= EXERCISE PROMPT =
Give the number of lines in the data below that contain "welches", with no other words.

[Records from a collection]
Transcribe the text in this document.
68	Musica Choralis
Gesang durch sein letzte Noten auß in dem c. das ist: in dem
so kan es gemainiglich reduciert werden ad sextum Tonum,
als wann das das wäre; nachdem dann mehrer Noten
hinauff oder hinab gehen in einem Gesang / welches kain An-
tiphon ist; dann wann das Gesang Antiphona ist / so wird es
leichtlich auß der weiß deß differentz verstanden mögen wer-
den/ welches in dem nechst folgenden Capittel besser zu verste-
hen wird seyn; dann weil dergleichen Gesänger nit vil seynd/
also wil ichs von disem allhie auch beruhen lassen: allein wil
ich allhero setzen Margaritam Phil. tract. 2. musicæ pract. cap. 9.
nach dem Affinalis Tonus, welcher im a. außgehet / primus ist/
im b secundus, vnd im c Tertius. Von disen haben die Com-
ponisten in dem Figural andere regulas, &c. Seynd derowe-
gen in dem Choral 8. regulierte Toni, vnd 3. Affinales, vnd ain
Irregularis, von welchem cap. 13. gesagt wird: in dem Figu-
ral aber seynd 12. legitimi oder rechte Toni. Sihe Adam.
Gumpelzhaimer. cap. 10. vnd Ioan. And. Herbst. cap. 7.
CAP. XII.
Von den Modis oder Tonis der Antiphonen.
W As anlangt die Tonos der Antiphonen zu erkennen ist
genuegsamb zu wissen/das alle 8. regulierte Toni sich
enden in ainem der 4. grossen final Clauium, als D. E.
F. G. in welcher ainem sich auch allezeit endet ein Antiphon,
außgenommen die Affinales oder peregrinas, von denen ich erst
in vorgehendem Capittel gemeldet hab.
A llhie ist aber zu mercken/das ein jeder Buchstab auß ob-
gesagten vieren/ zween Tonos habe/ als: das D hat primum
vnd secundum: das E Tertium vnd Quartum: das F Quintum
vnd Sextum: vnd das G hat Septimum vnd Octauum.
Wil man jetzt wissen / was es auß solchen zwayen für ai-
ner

= WRITTEN RESPONSE =
2